-- RECORDS FOR PROCESSING start --

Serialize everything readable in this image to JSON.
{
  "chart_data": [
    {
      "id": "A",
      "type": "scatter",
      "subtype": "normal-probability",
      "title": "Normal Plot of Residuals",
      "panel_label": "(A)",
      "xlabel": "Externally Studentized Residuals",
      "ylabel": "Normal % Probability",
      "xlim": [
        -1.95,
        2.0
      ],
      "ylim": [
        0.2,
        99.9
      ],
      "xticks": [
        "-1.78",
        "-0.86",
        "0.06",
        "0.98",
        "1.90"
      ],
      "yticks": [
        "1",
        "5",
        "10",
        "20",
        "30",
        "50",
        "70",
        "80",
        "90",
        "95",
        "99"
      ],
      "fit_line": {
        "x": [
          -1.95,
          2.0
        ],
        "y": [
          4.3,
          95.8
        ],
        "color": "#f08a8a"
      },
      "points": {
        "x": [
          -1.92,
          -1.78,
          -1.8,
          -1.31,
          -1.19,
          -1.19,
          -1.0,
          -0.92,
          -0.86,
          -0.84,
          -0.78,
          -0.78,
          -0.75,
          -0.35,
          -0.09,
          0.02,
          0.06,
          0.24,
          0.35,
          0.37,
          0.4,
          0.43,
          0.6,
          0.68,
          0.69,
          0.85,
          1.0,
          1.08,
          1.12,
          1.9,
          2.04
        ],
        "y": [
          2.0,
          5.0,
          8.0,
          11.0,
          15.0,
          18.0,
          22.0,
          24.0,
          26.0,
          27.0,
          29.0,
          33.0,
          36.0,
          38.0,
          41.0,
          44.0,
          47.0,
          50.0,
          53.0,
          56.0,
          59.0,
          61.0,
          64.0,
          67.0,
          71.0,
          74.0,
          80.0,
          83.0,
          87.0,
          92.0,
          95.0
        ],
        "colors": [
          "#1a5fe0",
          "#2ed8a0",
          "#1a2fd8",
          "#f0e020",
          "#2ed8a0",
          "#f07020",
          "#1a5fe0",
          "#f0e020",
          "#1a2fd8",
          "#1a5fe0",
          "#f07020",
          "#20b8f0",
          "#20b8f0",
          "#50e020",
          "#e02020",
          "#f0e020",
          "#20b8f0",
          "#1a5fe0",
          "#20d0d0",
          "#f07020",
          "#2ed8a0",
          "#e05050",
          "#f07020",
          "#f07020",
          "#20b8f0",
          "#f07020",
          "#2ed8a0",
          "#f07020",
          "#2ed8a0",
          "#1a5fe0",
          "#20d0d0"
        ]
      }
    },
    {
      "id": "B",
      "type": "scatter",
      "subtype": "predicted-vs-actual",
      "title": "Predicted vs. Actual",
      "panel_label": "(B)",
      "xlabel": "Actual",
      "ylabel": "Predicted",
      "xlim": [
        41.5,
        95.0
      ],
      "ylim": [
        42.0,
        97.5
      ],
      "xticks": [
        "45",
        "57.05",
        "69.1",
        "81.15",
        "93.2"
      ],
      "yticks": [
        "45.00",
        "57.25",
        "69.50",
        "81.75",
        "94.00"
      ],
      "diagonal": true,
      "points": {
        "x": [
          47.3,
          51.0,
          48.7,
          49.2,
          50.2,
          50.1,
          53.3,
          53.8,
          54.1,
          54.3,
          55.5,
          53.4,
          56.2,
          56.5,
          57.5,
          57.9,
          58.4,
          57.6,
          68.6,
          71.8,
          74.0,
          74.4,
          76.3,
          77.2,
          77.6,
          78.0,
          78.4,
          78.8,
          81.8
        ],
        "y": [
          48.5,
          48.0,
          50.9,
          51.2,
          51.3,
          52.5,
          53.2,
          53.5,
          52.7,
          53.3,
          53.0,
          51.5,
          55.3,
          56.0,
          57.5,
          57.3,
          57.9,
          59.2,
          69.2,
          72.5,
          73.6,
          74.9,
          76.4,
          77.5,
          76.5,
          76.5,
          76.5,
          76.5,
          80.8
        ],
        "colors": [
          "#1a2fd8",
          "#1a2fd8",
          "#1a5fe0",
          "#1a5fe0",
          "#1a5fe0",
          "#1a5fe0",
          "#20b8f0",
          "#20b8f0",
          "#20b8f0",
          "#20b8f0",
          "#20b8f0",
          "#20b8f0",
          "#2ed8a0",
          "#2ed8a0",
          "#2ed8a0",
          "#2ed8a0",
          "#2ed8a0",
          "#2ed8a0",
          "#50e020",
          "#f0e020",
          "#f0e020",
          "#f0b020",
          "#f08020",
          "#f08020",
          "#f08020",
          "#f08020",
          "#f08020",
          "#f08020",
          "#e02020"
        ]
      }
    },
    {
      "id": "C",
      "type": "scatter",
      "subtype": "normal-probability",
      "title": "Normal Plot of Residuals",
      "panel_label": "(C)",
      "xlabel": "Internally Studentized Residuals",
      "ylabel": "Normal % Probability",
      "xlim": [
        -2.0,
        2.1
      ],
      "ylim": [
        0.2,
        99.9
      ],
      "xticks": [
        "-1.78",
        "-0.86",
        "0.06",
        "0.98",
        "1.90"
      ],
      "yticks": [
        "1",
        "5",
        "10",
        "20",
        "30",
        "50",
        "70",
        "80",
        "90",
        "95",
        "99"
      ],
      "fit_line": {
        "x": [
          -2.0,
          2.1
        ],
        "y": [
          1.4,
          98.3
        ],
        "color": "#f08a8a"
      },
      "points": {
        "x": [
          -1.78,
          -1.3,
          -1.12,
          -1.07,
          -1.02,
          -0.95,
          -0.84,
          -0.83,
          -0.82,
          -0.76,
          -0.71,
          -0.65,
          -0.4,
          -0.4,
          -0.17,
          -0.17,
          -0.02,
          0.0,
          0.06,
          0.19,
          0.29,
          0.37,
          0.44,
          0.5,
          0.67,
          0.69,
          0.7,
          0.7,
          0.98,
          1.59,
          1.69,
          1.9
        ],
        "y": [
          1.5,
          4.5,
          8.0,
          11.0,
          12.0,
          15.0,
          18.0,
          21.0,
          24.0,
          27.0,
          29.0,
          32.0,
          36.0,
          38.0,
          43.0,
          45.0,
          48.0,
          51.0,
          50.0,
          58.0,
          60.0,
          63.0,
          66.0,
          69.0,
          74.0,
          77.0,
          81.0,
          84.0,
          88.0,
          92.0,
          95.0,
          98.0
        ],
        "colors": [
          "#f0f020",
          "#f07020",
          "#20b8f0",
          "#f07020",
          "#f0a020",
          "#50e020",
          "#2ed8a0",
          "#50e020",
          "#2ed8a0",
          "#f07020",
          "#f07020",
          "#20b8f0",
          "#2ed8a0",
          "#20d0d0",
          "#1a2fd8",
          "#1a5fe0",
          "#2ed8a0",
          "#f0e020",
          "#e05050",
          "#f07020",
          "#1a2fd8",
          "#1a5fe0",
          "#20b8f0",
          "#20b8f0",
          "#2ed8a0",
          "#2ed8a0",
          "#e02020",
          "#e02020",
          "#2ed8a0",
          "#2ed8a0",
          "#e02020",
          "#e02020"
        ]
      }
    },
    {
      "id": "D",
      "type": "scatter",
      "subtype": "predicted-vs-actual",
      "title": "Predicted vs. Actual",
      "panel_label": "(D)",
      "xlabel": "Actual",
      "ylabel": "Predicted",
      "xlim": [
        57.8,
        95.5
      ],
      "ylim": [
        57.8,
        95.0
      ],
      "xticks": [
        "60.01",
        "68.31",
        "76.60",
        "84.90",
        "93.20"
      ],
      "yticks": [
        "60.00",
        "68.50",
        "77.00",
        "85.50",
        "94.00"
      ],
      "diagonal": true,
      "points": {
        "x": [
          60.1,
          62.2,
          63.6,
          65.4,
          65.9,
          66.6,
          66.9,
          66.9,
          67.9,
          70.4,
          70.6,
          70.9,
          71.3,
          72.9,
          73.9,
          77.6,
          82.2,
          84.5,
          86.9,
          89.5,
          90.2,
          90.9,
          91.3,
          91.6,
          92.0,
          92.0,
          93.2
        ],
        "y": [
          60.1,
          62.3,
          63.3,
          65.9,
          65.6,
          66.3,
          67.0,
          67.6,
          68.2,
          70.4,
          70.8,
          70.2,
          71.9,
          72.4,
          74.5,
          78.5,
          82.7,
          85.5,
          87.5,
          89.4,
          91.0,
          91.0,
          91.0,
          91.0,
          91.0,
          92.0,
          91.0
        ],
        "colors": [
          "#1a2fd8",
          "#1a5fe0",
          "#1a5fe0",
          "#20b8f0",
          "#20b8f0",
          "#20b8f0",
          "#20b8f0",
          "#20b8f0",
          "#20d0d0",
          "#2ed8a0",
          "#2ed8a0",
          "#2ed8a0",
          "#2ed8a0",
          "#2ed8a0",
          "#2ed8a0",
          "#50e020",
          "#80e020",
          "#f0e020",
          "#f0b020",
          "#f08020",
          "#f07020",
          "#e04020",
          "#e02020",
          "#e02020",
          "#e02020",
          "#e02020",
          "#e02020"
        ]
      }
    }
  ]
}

-- RECORDS FOR PROCESSING end --

(WHAT YOU SHOULD DO) Tally the lines above that contain the word "Studentized", and reply with only the number.

(WRITTEN RESPONSE) 2